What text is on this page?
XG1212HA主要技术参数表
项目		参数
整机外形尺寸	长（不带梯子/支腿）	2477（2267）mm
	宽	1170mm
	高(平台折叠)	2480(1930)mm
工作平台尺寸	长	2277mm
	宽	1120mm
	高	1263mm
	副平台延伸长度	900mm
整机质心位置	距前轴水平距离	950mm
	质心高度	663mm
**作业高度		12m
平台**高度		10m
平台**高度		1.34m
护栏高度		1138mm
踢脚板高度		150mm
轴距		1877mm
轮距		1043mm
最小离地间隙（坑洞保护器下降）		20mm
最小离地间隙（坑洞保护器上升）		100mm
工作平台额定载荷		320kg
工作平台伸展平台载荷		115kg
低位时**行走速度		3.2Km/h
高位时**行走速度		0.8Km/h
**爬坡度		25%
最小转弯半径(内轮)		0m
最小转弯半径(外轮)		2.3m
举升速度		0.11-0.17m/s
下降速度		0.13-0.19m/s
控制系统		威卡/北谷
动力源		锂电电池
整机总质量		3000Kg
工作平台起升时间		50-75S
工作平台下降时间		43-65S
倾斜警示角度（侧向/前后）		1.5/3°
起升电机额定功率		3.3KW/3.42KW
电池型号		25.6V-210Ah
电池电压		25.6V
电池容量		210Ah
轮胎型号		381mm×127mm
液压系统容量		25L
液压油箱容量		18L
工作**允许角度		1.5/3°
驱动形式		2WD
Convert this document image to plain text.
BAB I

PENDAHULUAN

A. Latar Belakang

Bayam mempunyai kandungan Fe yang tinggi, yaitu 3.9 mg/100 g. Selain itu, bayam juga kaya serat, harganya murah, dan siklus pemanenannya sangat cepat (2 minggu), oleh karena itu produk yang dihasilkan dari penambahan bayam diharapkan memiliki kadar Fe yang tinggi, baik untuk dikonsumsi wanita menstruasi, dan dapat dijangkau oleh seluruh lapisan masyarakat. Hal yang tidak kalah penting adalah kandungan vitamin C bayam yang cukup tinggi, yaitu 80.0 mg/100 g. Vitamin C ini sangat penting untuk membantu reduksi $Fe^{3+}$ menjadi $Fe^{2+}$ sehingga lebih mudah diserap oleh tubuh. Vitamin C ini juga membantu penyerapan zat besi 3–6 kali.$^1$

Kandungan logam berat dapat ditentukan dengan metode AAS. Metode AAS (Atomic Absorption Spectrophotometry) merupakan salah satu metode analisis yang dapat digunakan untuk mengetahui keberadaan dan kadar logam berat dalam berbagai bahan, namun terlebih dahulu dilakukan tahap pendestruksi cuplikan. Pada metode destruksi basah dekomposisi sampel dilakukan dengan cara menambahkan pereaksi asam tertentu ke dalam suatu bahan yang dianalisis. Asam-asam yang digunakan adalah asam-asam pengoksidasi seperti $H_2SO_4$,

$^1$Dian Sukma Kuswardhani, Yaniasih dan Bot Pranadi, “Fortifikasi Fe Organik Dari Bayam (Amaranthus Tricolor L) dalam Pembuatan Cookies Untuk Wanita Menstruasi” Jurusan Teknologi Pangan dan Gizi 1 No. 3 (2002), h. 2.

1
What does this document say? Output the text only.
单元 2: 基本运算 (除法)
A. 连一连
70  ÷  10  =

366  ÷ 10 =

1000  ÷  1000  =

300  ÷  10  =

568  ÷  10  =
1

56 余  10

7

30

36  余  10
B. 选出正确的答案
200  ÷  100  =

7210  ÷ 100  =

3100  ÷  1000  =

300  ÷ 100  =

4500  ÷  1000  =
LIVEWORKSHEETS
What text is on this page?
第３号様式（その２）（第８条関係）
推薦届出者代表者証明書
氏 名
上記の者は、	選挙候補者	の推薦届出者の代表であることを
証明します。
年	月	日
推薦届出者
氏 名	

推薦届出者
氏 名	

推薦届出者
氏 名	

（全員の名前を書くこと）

+ + + + +

■ **Challenge**:
Repeat all the entries word for word.

■ **Exercise output**:
What text is on this page?
XG1212HA主要技术参数表
项目		参数
整机外形尺寸	长（不带梯子/支腿）	2477（2267）mm
	宽	1170mm
	高(平台折叠)	2480(1930)mm
工作平台尺寸	长	2277mm
	宽	1120mm
	高	1263mm
	副平台延伸长度	900mm
整机质心位置	距前轴水平距离	950mm
	质心高度	663mm
**作业高度		12m
平台**高度		10m
平台**高度		1.34m
护栏高度		1138mm
踢脚板高度		150mm
轴距		1877mm
轮距		1043mm
最小离地间隙（坑洞保护器下降）		20mm
最小离地间隙（坑洞保护器上升）		100mm
工作平台额定载荷		320kg
工作平台伸展平台载荷		115kg
低位时**行走速度		3.2Km/h
高位时**行走速度		0.8Km/h
**爬坡度		25%
最小转弯半径(内轮)		0m
最小转弯半径(外轮)		2.3m
举升速度		0.11-0.17m/s
下降速度		0.13-0.19m/s
控制系统		威卡/北谷
动力源		锂电电池
整机总质量		3000Kg
工作平台起升时间		50-75S
工作平台下降时间		43-65S
倾斜警示角度（侧向/前后）		1.5/3°
起升电机额定功率		3.3KW/3.42KW
电池型号		25.6V-210Ah
电池电压		25.6V
电池容量		210Ah
轮胎型号		381mm×127mm
液压系统容量		25L
液压油箱容量		18L
工作**允许角度		1.5/3°
驱动形式		2WD
Convert this document image to plain text.
BAB I

PENDAHULUAN

A. Latar Belakang

Bayam mempunyai kandungan Fe yang tinggi, yaitu 3.9 mg/100 g. Selain itu, bayam juga kaya serat, harganya murah, dan siklus pemanenannya sangat cepat (2 minggu), oleh karena itu produk yang dihasilkan dari penambahan bayam diharapkan memiliki kadar Fe yang tinggi, baik untuk dikonsumsi wanita menstruasi, dan dapat dijangkau oleh seluruh lapisan masyarakat. Hal yang tidak kalah penting adalah kandungan vitamin C bayam yang cukup tinggi, yaitu 80.0 mg/100 g. Vitamin C ini sangat penting untuk membantu reduksi $Fe^{3+}$ menjadi $Fe^{2+}$ sehingga lebih mudah diserap oleh tubuh. Vitamin C ini juga membantu penyerapan zat besi 3–6 kali.$^1$

Kandungan logam berat dapat ditentukan dengan metode AAS. Metode AAS (Atomic Absorption Spectrophotometry) merupakan salah satu metode analisis yang dapat digunakan untuk mengetahui keberadaan dan kadar logam berat dalam berbagai bahan, namun terlebih dahulu dilakukan tahap pendestruksi cuplikan. Pada metode destruksi basah dekomposisi sampel dilakukan dengan cara menambahkan pereaksi asam tertentu ke dalam suatu bahan yang dianalisis. Asam-asam yang digunakan adalah asam-asam pengoksidasi seperti $H_2SO_4$,

$^1$Dian Sukma Kuswardhani, Yaniasih dan Bot Pranadi, “Fortifikasi Fe Organik Dari Bayam (Amaranthus Tricolor L) dalam Pembuatan Cookies Untuk Wanita Menstruasi” Jurusan Teknologi Pangan dan Gizi 1 No. 3 (2002), h. 2.

1
What does this document say? Output the text only.
单元 2: 基本运算 (除法)
A. 连一连
70  ÷  10  =

366  ÷ 10 =

1000  ÷  1000  =

300  ÷  10  =

568  ÷  10  =
1

56 余  10

7

30

36  余  10
B. 选出正确的答案
200  ÷  100  =

7210  ÷ 100  =

3100  ÷  1000  =

300  ÷ 100  =

4500  ÷  1000  =
LIVEWORKSHEETS
What text is on this page?
第３号様式（その２）（第８条関係）
推薦届出者代表者証明書
氏 名
上記の者は、	選挙候補者	の推薦届出者の代表であることを
証明します。
年	月	日
推薦届出者
氏 名	

推薦届出者
氏 名	

推薦届出者
氏 名	

（全員の名前を書くこと）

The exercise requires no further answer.